• Exercise brief
Reproduce the material in full, exactly as written.

Data entries for graphics:
....

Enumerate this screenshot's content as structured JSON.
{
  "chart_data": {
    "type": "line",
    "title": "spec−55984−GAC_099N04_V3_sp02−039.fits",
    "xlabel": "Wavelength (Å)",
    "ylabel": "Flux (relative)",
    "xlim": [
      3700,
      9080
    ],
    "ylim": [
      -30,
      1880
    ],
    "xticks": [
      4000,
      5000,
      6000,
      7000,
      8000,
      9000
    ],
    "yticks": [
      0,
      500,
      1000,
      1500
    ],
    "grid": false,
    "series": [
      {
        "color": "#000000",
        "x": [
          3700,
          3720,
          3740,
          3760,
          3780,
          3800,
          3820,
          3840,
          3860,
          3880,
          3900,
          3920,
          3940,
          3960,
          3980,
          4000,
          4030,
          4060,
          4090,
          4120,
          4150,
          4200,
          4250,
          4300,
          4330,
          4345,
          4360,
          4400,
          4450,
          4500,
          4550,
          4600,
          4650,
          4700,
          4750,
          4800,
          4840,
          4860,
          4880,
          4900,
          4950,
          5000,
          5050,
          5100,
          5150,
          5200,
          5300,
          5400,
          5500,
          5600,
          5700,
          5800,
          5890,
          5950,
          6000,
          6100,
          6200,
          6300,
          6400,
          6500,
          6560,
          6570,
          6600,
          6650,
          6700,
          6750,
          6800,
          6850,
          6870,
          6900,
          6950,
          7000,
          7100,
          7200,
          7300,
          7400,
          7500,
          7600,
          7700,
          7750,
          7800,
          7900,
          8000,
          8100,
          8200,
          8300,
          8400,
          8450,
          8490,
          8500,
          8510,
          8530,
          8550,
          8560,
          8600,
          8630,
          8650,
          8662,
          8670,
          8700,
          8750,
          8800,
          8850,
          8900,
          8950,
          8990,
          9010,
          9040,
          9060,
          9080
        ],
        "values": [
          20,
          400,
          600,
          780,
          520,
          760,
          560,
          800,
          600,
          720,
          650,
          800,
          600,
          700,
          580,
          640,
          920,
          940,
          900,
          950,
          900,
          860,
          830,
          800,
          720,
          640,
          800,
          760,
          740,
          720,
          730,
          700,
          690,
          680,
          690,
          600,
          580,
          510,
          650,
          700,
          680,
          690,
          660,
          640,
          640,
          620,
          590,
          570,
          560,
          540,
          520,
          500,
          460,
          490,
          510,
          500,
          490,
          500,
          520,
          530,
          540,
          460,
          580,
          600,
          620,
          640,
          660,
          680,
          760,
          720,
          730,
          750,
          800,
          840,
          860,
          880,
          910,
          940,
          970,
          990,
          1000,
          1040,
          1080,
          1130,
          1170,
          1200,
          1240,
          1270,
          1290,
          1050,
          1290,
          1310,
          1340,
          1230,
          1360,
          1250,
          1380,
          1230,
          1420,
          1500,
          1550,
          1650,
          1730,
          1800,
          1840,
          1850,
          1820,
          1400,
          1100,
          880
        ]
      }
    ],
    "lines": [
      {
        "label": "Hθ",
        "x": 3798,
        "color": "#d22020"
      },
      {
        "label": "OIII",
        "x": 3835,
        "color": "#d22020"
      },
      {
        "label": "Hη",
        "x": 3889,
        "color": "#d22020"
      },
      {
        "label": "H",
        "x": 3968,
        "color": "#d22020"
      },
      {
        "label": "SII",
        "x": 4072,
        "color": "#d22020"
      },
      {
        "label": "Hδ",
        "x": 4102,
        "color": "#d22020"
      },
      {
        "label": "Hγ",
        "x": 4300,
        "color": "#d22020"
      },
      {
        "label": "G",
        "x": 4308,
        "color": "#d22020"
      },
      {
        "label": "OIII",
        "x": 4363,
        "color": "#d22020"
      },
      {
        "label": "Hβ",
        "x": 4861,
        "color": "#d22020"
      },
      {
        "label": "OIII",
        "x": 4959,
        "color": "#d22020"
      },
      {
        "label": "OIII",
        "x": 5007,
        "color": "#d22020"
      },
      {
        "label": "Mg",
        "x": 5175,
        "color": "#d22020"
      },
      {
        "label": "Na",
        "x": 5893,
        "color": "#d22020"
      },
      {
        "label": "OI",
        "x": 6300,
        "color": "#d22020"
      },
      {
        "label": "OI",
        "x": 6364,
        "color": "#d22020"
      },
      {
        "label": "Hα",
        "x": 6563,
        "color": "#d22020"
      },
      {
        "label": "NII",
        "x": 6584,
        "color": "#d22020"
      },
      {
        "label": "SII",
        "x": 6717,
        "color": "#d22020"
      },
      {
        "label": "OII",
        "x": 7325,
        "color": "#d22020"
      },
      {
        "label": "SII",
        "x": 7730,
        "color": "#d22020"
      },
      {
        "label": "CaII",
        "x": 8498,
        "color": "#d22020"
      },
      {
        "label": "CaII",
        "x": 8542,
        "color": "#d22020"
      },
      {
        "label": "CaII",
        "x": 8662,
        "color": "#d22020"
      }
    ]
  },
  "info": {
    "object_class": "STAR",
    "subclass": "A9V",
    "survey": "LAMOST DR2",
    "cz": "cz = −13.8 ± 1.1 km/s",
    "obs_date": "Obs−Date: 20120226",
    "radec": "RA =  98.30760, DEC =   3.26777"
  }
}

....

• Exercise solution
Enumerate this screenshot's content as structured JSON.
{
  "chart_data": {
    "type": "line",
    "title": "spec−55984−GAC_099N04_V3_sp02−039.fits",
    "xlabel": "Wavelength (Å)",
    "ylabel": "Flux (relative)",
    "xlim": [
      3700,
      9080
    ],
    "ylim": [
      -30,
      1880
    ],
    "xticks": [
      4000,
      5000,
      6000,
      7000,
      8000,
      9000
    ],
    "yticks": [
      0,
      500,
      1000,
      1500
    ],
    "grid": false,
    "series": [
      {
        "color": "#000000",
        "x": [
          3700,
          3720,
          3740,
          3760,
          3780,
          3800,
          3820,
          3840,
          3860,
          3880,
          3900,
          3920,
          3940,
          3960,
          3980,
          4000,
          4030,
          4060,
          4090,
          4120,
          4150,
          4200,
          4250,
          4300,
          4330,
          4345,
          4360,
          4400,
          4450,
          4500,
          4550,
          4600,
          4650,
          4700,
          4750,
          4800,
          4840,
          4860,
          4880,
          4900,
          4950,
          5000,
          5050,
          5100,
          5150,
          5200,
          5300,
          5400,
          5500,
          5600,
          5700,
          5800,
          5890,
          5950,
          6000,
          6100,
          6200,
          6300,
          6400,
          6500,
          6560,
          6570,
          6600,
          6650,
          6700,
          6750,
          6800,
          6850,
          6870,
          6900,
          6950,
          7000,
          7100,
          7200,
          7300,
          7400,
          7500,
          7600,
          7700,
          7750,
          7800,
          7900,
          8000,
          8100,
          8200,
          8300,
          8400,
          8450,
          8490,
          8500,
          8510,
          8530,
          8550,
          8560,
          8600,
          8630,
          8650,
          8662,
          8670,
          8700,
          8750,
          8800,
          8850,
          8900,
          8950,
          8990,
          9010,
          9040,
          9060,
          9080
        ],
        "values": [
          20,
          400,
          600,
          780,
          520,
          760,
          560,
          800,
          600,
          720,
          650,
          800,
          600,
          700,
          580,
          640,
          920,
          940,
          900,
          950,
          900,
          860,
          830,
          800,
          720,
          640,
          800,
          760,
          740,
          720,
          730,
          700,
          690,
          680,
          690,
          600,
          580,
          510,
          650,
          700,
          680,
          690,
          660,
          640,
          640,
          620,
          590,
          570,
          560,
          540,
          520,
          500,
          460,
          490,
          510,
          500,
          490,
          500,
          520,
          530,
          540,
          460,
          580,
          600,
          620,
          640,
          660,
          680,
          760,
          720,
          730,
          750,
          800,
          840,
          860,
          880,
          910,
          940,
          970,
          990,
          1000,
          1040,
          1080,
          1130,
          1170,
          1200,
          1240,
          1270,
          1290,
          1050,
          1290,
          1310,
          1340,
          1230,
          1360,
          1250,
          1380,
          1230,
          1420,
          1500,
          1550,
          1650,
          1730,
          1800,
          1840,
          1850,
          1820,
          1400,
          1100,
          880
        ]
      }
    ],
    "lines": [
      {
        "label": "Hθ",
        "x": 3798,
        "color": "#d22020"
      },
      {
        "label": "OIII",
        "x": 3835,
        "color": "#d22020"
      },
      {
        "label": "Hη",
        "x": 3889,
        "color": "#d22020"
      },
      {
        "label": "H",
        "x": 3968,
        "color": "#d22020"
      },
      {
        "label": "SII",
        "x": 4072,
        "color": "#d22020"
      },
      {
        "label": "Hδ",
        "x": 4102,
        "color": "#d22020"
      },
      {
        "label": "Hγ",
        "x": 4300,
        "color": "#d22020"
      },
      {
        "label": "G",
        "x": 4308,
        "color": "#d22020"
      },
      {
        "label": "OIII",
        "x": 4363,
        "color": "#d22020"
      },
      {
        "label": "Hβ",
        "x": 4861,
        "color": "#d22020"
      },
      {
        "label": "OIII",
        "x": 4959,
        "color": "#d22020"
      },
      {
        "label": "OIII",
        "x": 5007,
        "color": "#d22020"
      },
      {
        "label": "Mg",
        "x": 5175,
        "color": "#d22020"
      },
      {
        "label": "Na",
        "x": 5893,
        "color": "#d22020"
      },
      {
        "label": "OI",
        "x": 6300,
        "color": "#d22020"
      },
      {
        "label": "OI",
        "x": 6364,
        "color": "#d22020"
      },
      {
        "label": "Hα",
        "x": 6563,
        "color": "#d22020"
      },
      {
        "label": "NII",
        "x": 6584,
        "color": "#d22020"
      },
      {
        "label": "SII",
        "x": 6717,
        "color": "#d22020"
      },
      {
        "label": "OII",
        "x": 7325,
        "color": "#d22020"
      },
      {
        "label": "SII",
        "x": 7730,
        "color": "#d22020"
      },
      {
        "label": "CaII",
        "x": 8498,
        "color": "#d22020"
      },
      {
        "label": "CaII",
        "x": 8542,
        "color": "#d22020"
      },
      {
        "label": "CaII",
        "x": 8662,
        "color": "#d22020"
      }
    ]
  },
  "info": {
    "object_class": "STAR",
    "subclass": "A9V",
    "survey": "LAMOST DR2",
    "cz": "cz = −13.8 ± 1.1 km/s",
    "obs_date": "Obs−Date: 20120226",
    "radec": "RA =  98.30760, DEC =   3.26777"
  }
}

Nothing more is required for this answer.